* **Instructions to follow**
Reproduce the data exactly and drop any pictures it holds.

* **Excerpted records**
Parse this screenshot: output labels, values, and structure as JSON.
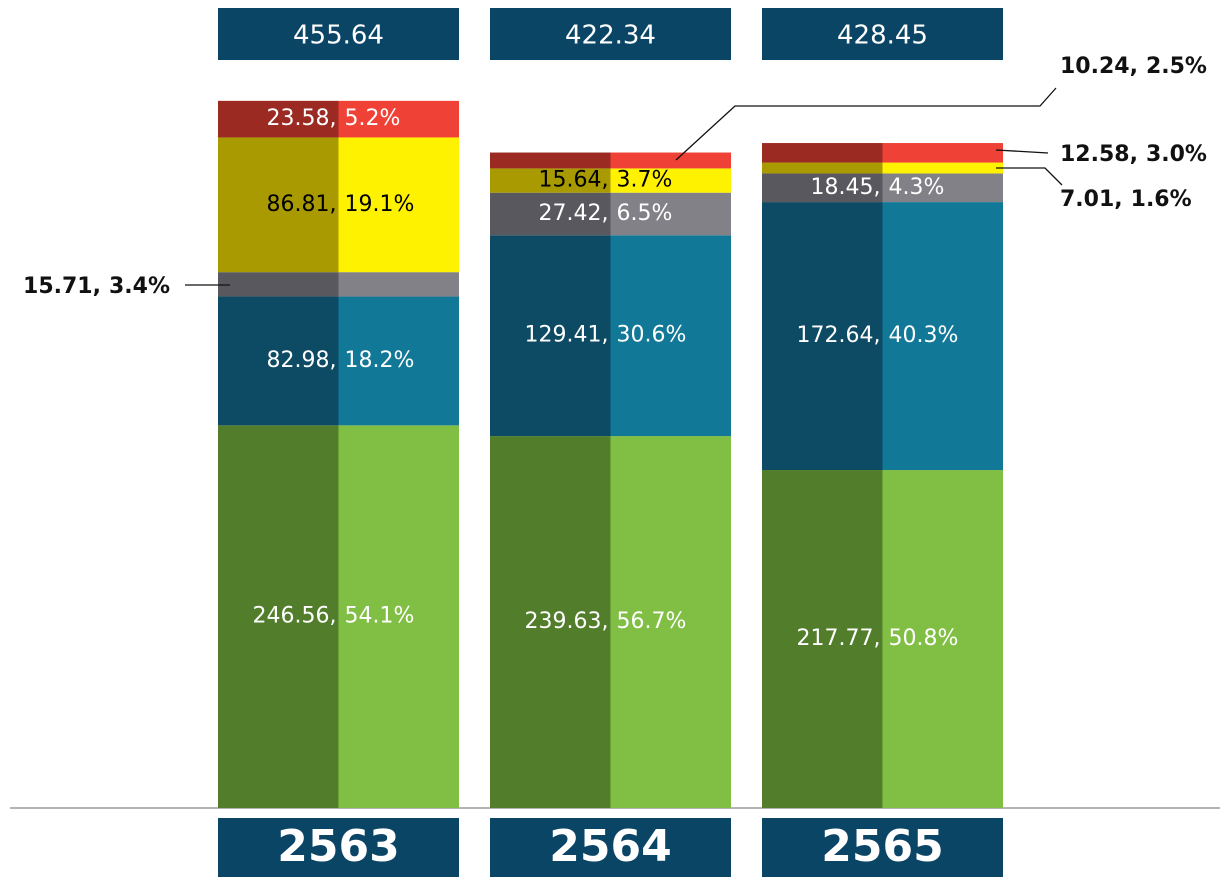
{
  "chart_data": {
    "type": "stacked-bar",
    "categories": [
      "2563",
      "2564",
      "2565"
    ],
    "totals": [
      455.64,
      422.34,
      428.45
    ],
    "header_color": "#0b4566",
    "series": [
      {
        "colors": [
          "#527d2b",
          "#80bf44"
        ],
        "label_color": "#ffffff",
        "values": [
          246.56,
          239.63,
          217.77
        ],
        "value_labels": [
          "246.56,",
          "239.63,",
          "217.77,"
        ],
        "shares": [
          54.1,
          56.7,
          50.8
        ],
        "share_labels": [
          "54.1%",
          "56.7%",
          "50.8%"
        ]
      },
      {
        "colors": [
          "#0d4a63",
          "#127897"
        ],
        "label_color": "#ffffff",
        "values": [
          82.98,
          129.41,
          172.64
        ],
        "value_labels": [
          "82.98,",
          "129.41,",
          "172.64,"
        ],
        "shares": [
          18.2,
          30.6,
          40.3
        ],
        "share_labels": [
          "18.2%",
          "30.6%",
          "40.3%"
        ]
      },
      {
        "colors": [
          "#58585e",
          "#818187"
        ],
        "label_color": "#ffffff",
        "values": [
          15.71,
          27.42,
          18.45
        ],
        "value_labels": [
          "15.71,",
          "27.42,",
          "18.45,"
        ],
        "shares": [
          3.4,
          6.5,
          4.3
        ],
        "share_labels": [
          "3.4%",
          "6.5%",
          "4.3%"
        ]
      },
      {
        "colors": [
          "#a89a00",
          "#fff200"
        ],
        "label_color": "#000000",
        "values": [
          86.81,
          15.64,
          7.01
        ],
        "value_labels": [
          "86.81,",
          "15.64,",
          "7.01,"
        ],
        "shares": [
          19.1,
          3.7,
          1.6
        ],
        "share_labels": [
          "19.1%",
          "3.7%",
          "1.6%"
        ]
      },
      {
        "colors": [
          "#9b2a22",
          "#ef4136"
        ],
        "label_color": "#ffffff",
        "values": [
          23.58,
          10.24,
          12.58
        ],
        "value_labels": [
          "23.58,",
          "10.24,",
          "12.58,"
        ],
        "shares": [
          5.2,
          2.5,
          3.0
        ],
        "share_labels": [
          "5.2%",
          "2.5%",
          "3.0%"
        ]
      }
    ]
  }
}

* **Answer for the task**
Parse this screenshot: output labels, values, and structure as JSON.
{
  "chart_data": {
    "type": "stacked-bar",
    "categories": [
      "2563",
      "2564",
      "2565"
    ],
    "totals": [
      455.64,
      422.34,
      428.45
    ],
    "header_color": "#0b4566",
    "series": [
      {
        "colors": [
          "#527d2b",
          "#80bf44"
        ],
        "label_color": "#ffffff",
        "values": [
          246.56,
          239.63,
          217.77
        ],
        "value_labels": [
          "246.56,",
          "239.63,",
          "217.77,"
        ],
        "shares": [
          54.1,
          56.7,
          50.8
        ],
        "share_labels": [
          "54.1%",
          "56.7%",
          "50.8%"
        ]
      },
      {
        "colors": [
          "#0d4a63",
          "#127897"
        ],
        "label_color": "#ffffff",
        "values": [
          82.98,
          129.41,
          172.64
        ],
        "value_labels": [
          "82.98,",
          "129.41,",
          "172.64,"
        ],
        "shares": [
          18.2,
          30.6,
          40.3
        ],
        "share_labels": [
          "18.2%",
          "30.6%",
          "40.3%"
        ]
      },
      {
        "colors": [
          "#58585e",
          "#818187"
        ],
        "label_color": "#ffffff",
        "values": [
          15.71,
          27.42,
          18.45
        ],
        "value_labels": [
          "15.71,",
          "27.42,",
          "18.45,"
        ],
        "shares": [
          3.4,
          6.5,
          4.3
        ],
        "share_labels": [
          "3.4%",
          "6.5%",
          "4.3%"
        ]
      },
      {
        "colors": [
          "#a89a00",
          "#fff200"
        ],
        "label_color": "#000000",
        "values": [
          86.81,
          15.64,
          7.01
        ],
        "value_labels": [
          "86.81,",
          "15.64,",
          "7.01,"
        ],
        "shares": [
          19.1,
          3.7,
          1.6
        ],
        "share_labels": [
          "19.1%",
          "3.7%",
          "1.6%"
        ]
      },
      {
        "colors": [
          "#9b2a22",
          "#ef4136"
        ],
        "label_color": "#ffffff",
        "values": [
          23.58,
          10.24,
          12.58
        ],
        "value_labels": [
          "23.58,",
          "10.24,",
          "12.58,"
        ],
        "shares": [
          5.2,
          2.5,
          3.0
        ],
        "share_labels": [
          "5.2%",
          "2.5%",
          "3.0%"
        ]
      }
    ]
  }
}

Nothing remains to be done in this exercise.